▸ WORK REQUIRED
How many lines of these entries include the string "JSON"? State the number alone.

▸ INPUT DATA
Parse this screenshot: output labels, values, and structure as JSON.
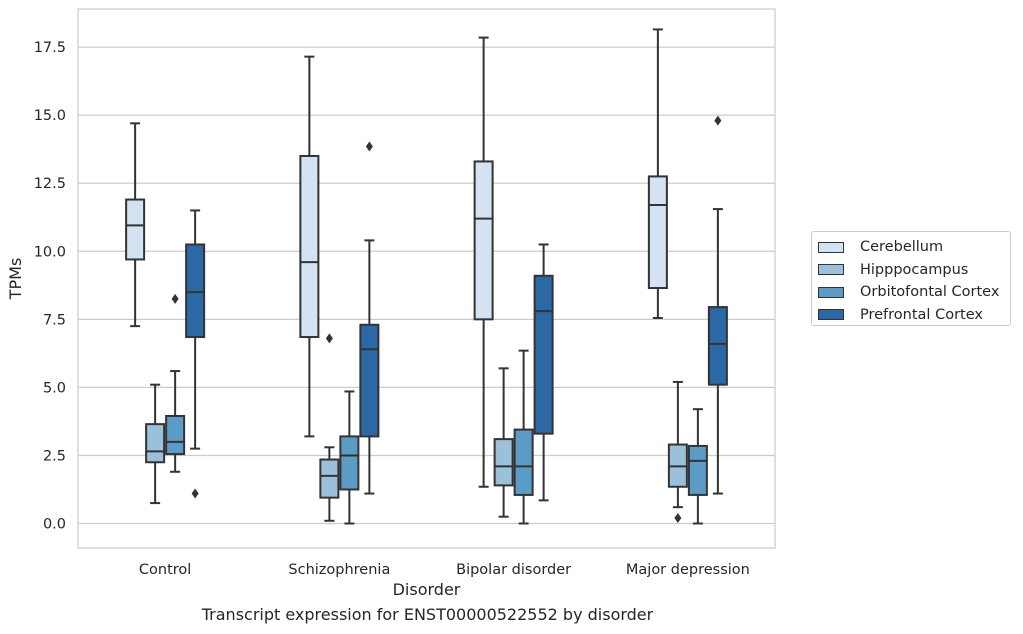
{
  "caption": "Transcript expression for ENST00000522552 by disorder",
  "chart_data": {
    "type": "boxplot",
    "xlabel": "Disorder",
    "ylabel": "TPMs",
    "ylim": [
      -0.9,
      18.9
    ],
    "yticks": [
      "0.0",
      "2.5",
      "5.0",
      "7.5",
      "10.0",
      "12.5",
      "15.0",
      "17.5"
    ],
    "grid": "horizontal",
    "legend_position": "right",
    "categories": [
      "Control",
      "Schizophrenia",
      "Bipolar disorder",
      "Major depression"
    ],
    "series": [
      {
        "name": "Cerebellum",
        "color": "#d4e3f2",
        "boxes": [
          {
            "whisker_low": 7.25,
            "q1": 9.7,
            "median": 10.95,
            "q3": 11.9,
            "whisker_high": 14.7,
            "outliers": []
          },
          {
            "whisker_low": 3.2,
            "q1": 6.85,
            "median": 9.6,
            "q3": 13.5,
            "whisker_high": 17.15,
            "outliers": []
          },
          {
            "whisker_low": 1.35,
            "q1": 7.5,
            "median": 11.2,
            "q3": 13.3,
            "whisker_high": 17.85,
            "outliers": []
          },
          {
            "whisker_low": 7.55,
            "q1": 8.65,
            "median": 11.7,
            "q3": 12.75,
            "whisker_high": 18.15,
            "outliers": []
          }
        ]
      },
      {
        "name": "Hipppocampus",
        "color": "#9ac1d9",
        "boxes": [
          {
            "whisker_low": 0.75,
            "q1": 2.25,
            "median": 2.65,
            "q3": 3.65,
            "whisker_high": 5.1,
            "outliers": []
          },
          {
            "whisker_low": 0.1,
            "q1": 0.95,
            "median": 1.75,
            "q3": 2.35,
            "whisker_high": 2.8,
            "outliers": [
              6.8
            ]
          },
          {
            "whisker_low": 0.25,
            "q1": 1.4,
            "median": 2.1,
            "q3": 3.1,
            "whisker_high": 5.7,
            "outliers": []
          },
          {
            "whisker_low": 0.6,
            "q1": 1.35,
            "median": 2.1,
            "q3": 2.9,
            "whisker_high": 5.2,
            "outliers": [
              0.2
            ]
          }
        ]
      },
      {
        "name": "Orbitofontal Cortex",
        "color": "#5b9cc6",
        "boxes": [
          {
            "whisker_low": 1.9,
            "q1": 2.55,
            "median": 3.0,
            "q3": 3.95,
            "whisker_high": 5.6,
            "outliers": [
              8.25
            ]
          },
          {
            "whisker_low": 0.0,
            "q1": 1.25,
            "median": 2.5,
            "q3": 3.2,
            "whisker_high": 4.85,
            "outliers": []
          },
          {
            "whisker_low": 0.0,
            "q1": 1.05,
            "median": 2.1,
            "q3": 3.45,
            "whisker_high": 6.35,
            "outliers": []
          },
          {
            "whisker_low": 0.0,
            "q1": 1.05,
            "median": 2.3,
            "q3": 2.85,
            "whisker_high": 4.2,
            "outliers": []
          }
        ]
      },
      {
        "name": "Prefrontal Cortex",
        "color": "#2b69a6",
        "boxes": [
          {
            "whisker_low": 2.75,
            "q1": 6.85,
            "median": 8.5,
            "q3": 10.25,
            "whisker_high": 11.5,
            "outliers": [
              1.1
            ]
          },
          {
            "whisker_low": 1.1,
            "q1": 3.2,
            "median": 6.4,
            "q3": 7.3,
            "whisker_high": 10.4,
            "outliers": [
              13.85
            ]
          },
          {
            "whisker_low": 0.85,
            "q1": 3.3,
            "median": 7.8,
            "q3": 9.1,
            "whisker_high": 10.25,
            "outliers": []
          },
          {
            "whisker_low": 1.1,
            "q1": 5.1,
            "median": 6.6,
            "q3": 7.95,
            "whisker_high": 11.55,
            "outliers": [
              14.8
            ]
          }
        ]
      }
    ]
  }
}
...
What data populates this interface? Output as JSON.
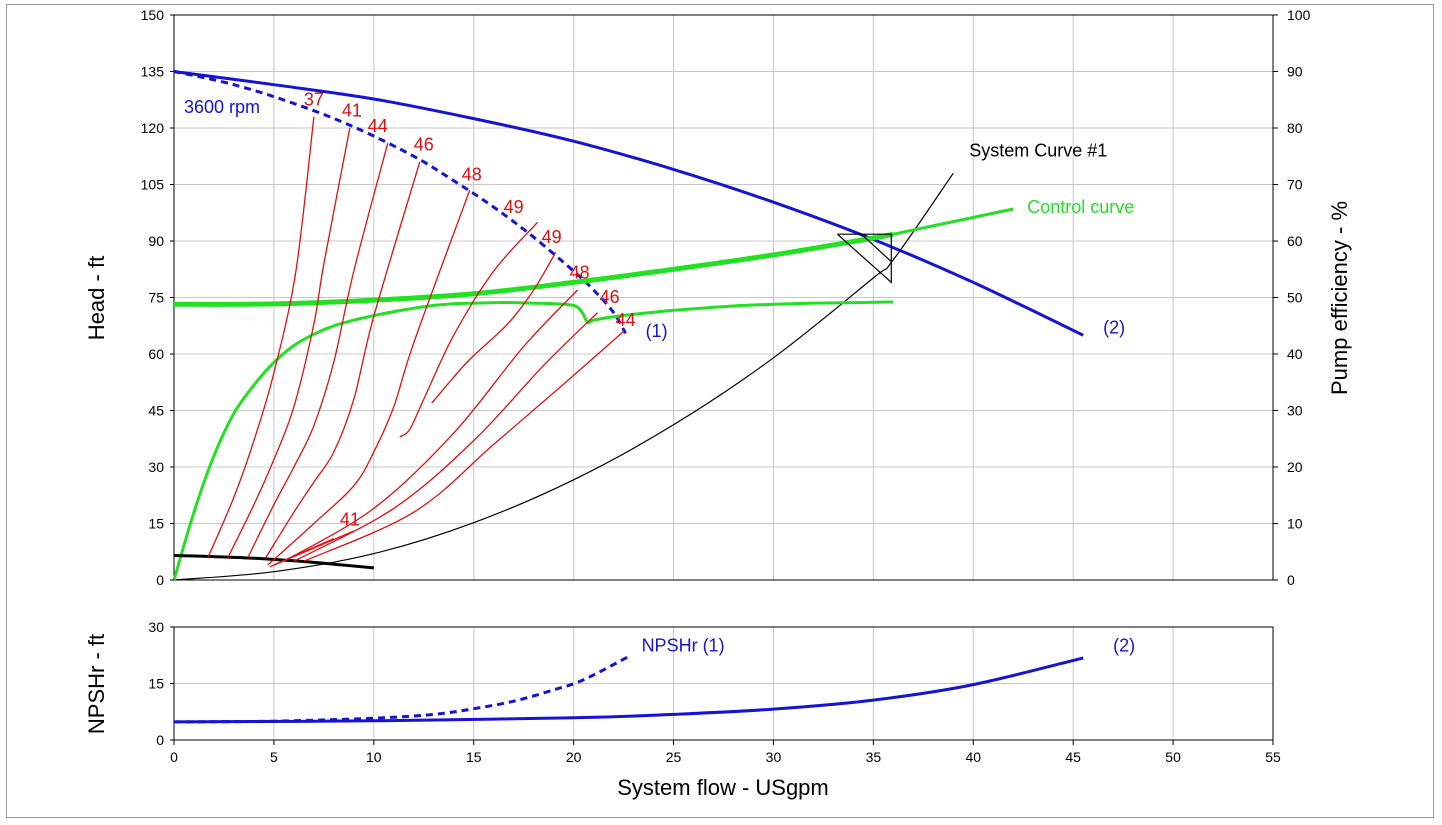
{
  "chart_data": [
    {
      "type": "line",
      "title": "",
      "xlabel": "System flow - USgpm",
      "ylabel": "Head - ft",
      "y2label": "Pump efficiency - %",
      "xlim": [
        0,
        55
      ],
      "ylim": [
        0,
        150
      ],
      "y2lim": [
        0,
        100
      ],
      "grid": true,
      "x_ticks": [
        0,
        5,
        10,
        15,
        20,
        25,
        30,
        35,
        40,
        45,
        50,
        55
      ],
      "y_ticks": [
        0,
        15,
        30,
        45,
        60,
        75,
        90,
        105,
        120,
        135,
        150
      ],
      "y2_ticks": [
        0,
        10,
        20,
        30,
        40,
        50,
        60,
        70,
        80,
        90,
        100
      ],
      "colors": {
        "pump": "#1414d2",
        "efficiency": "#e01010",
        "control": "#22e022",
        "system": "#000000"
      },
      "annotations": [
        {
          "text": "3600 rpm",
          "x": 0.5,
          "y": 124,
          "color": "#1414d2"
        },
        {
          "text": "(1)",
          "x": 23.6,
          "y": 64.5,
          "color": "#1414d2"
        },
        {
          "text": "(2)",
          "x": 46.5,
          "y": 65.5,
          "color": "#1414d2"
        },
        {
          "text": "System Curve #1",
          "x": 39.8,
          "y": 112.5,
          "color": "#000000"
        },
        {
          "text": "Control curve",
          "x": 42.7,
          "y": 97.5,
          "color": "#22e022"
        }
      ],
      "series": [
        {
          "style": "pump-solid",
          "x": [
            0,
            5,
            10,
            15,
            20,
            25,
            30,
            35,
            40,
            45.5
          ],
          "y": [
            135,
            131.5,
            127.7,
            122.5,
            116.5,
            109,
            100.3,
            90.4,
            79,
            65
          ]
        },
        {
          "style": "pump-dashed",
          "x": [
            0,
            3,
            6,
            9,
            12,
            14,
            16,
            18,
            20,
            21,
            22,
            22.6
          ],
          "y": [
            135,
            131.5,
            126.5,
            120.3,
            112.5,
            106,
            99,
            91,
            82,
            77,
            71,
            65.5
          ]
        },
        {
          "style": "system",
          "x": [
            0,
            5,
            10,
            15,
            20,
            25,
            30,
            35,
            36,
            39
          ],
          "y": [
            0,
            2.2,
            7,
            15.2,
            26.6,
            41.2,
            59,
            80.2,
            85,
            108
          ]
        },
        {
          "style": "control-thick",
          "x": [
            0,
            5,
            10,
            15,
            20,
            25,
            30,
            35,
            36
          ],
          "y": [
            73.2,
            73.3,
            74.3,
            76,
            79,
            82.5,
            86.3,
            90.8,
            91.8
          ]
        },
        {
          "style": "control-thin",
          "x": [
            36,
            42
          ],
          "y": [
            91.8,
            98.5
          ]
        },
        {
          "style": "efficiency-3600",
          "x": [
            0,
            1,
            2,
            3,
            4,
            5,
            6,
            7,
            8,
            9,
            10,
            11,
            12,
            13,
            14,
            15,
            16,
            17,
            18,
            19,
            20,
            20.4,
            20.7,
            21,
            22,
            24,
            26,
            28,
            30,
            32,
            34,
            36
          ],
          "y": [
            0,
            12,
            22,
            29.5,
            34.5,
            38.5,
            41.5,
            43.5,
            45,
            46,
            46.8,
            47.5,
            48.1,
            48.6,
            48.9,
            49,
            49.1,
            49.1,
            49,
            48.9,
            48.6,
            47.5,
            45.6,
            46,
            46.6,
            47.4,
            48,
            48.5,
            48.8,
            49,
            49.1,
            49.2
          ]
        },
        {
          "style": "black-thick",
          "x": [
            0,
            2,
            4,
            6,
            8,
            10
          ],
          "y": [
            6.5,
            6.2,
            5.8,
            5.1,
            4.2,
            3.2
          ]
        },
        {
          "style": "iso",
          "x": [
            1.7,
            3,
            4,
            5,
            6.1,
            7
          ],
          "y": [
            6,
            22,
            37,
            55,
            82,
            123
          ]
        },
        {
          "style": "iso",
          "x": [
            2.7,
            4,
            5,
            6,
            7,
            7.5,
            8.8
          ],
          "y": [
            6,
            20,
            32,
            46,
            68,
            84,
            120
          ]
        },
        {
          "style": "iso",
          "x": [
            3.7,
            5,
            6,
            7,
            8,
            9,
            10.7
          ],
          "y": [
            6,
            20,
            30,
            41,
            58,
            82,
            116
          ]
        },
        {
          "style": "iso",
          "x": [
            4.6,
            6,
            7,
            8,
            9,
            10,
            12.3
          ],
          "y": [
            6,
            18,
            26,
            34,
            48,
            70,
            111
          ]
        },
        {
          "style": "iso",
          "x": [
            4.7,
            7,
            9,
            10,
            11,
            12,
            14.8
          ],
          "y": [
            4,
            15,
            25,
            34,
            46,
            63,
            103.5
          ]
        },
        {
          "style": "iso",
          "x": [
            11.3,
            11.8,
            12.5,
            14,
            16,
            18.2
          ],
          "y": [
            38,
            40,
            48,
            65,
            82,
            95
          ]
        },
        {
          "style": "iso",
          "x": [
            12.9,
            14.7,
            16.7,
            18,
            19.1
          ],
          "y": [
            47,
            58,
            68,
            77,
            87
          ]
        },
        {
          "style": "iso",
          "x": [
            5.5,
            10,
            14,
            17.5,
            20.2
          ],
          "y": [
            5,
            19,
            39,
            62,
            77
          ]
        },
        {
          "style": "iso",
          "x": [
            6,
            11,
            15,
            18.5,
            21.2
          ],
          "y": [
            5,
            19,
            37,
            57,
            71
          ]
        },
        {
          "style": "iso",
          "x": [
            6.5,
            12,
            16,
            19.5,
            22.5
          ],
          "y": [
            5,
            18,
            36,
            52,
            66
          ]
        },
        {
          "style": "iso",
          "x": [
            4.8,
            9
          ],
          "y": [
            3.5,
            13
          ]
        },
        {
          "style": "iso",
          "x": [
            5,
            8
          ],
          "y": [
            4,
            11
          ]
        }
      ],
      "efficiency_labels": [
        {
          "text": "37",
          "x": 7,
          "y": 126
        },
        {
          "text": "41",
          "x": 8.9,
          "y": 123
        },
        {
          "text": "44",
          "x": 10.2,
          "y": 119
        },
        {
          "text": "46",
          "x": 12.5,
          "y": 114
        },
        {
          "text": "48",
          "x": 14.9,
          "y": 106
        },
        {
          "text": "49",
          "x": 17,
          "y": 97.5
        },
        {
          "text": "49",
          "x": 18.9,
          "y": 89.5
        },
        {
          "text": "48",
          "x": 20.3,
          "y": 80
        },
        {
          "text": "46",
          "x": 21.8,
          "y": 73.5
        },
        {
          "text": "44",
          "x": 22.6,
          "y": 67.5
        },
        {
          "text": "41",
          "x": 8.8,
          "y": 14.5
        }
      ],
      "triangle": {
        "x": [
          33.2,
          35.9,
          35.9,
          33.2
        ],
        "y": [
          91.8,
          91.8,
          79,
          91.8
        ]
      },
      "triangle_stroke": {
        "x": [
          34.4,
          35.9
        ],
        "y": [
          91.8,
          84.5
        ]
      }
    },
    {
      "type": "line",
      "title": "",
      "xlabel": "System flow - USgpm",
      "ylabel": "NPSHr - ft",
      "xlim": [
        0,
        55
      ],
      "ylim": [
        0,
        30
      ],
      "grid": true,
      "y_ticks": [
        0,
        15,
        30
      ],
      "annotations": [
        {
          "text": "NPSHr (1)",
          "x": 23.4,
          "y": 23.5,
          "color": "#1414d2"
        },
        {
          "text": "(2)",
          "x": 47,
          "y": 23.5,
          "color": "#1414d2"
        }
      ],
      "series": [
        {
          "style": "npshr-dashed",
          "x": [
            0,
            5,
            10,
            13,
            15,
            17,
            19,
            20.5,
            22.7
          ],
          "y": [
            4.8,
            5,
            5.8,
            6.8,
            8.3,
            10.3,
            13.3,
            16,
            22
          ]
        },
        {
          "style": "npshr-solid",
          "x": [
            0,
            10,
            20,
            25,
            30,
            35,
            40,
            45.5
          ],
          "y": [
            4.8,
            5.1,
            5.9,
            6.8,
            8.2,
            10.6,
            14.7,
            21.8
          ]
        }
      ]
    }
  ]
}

▸ ANSWER BELOW
2